## Written request:
Wherever a line holds the word "Front", copy that line out.

- - -

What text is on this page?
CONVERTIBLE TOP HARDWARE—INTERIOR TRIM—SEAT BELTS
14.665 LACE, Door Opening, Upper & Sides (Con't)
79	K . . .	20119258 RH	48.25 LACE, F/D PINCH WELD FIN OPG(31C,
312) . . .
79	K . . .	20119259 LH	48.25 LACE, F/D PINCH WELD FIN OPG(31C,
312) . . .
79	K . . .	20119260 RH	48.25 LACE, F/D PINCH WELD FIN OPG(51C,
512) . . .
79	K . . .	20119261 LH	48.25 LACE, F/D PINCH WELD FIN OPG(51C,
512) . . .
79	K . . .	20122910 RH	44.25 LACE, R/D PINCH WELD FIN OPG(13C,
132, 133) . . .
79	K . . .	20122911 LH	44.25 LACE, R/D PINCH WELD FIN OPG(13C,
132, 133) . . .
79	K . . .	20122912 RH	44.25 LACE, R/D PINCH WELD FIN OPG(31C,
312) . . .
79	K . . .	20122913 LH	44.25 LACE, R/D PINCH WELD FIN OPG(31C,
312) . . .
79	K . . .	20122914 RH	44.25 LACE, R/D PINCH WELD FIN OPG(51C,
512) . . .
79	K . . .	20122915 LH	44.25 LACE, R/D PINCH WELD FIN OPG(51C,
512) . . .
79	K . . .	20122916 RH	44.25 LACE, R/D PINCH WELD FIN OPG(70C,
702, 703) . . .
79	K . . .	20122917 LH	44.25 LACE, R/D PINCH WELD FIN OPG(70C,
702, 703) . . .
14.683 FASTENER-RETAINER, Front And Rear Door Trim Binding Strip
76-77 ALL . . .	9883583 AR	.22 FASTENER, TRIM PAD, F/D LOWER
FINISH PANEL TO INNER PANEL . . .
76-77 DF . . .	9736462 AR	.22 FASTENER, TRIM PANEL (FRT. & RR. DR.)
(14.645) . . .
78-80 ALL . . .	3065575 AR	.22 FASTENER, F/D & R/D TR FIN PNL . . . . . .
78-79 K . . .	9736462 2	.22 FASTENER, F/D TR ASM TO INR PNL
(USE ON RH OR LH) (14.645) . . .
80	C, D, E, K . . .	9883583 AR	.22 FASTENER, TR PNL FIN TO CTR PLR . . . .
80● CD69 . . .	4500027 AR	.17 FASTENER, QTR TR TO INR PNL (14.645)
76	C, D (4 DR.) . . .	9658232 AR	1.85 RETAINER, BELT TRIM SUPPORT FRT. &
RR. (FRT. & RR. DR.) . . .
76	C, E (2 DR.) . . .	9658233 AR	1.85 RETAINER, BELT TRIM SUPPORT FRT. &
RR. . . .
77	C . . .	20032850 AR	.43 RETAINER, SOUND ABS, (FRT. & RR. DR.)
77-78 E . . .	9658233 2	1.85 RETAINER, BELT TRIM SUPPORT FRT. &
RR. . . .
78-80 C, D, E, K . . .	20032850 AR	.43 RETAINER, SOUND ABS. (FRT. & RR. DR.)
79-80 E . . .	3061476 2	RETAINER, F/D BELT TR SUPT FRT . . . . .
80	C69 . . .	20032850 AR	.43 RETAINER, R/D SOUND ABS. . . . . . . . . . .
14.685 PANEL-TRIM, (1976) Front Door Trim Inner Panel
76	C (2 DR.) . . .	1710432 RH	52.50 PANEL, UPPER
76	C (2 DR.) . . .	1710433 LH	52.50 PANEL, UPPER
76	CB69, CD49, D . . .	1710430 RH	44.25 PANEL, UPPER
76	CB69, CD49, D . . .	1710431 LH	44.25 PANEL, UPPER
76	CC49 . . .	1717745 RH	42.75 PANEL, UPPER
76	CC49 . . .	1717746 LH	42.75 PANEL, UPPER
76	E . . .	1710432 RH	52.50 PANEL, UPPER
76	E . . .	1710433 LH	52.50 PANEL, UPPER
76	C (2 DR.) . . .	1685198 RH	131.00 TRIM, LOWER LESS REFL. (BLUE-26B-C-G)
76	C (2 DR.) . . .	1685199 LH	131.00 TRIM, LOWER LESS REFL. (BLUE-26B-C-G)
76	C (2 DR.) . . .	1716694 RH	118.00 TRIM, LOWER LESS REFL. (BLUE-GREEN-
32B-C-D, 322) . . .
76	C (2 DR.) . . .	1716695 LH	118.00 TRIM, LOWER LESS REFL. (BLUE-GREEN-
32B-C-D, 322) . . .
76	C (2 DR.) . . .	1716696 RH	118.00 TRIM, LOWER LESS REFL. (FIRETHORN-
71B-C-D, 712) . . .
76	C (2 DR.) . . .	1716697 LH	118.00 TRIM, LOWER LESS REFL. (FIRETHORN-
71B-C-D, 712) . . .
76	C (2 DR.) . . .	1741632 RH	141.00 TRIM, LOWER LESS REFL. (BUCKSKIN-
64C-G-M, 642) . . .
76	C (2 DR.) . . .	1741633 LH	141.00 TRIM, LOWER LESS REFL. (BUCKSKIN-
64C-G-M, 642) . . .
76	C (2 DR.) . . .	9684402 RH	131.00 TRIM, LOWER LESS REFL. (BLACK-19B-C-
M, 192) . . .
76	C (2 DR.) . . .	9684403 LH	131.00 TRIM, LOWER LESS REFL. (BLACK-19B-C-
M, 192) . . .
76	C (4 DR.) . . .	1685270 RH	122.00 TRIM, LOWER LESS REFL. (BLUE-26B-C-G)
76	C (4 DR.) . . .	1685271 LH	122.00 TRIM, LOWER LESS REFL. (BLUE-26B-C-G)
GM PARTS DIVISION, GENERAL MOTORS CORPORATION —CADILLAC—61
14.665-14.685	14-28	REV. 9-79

- - -

## Problem solution:
14.683 FASTENER-RETAINER, Front And Rear Door Trim Binding Strip
14.685 PANEL-TRIM, (1976) Front Door Trim Inner Panel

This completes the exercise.